* RECORDS SHOWN:
━━━━━━━━
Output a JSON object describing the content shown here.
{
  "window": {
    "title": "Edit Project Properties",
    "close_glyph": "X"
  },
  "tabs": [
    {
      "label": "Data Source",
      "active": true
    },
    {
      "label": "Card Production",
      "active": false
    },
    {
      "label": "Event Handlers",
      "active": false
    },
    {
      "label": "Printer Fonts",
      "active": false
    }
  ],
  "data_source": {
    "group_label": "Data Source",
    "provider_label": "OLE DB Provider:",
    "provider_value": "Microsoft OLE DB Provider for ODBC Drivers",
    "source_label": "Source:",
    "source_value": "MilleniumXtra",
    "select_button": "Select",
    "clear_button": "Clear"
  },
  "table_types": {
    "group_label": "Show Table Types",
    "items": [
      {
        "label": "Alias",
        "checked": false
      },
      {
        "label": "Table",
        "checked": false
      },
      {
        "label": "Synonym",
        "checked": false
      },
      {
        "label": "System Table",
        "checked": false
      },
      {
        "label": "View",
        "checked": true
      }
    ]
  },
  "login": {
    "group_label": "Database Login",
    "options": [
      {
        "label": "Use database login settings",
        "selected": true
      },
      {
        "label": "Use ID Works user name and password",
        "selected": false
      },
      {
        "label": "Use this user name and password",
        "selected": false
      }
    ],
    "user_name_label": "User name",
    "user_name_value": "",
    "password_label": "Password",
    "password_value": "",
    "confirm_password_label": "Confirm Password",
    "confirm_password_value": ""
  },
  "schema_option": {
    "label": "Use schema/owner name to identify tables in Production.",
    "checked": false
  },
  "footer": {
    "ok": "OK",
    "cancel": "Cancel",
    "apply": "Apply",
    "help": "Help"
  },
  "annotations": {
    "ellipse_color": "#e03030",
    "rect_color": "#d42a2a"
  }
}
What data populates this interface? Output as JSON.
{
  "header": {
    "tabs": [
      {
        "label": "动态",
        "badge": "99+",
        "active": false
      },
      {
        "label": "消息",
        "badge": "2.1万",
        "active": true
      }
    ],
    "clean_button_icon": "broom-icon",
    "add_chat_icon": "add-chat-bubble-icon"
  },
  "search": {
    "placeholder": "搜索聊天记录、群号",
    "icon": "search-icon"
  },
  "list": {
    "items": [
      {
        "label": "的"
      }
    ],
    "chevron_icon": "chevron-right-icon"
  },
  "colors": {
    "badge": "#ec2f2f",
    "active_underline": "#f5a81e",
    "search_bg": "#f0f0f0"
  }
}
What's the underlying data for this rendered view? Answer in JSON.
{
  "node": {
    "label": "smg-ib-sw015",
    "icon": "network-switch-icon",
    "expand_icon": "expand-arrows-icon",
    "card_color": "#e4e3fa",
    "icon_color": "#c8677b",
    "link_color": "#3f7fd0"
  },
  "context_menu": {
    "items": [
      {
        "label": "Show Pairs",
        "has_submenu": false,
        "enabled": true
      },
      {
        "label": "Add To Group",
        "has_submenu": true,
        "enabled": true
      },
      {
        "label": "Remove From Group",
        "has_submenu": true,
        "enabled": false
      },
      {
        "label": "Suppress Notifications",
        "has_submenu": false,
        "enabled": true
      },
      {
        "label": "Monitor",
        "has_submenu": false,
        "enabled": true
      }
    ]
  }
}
━━━━━━━━
Copy all lines of the material above where the string "this" occurs.

        "label": "Use this user name and password",
What data populates this interface? Output as JSON.
What's the underlying data for this rendered view? Answer in JSON.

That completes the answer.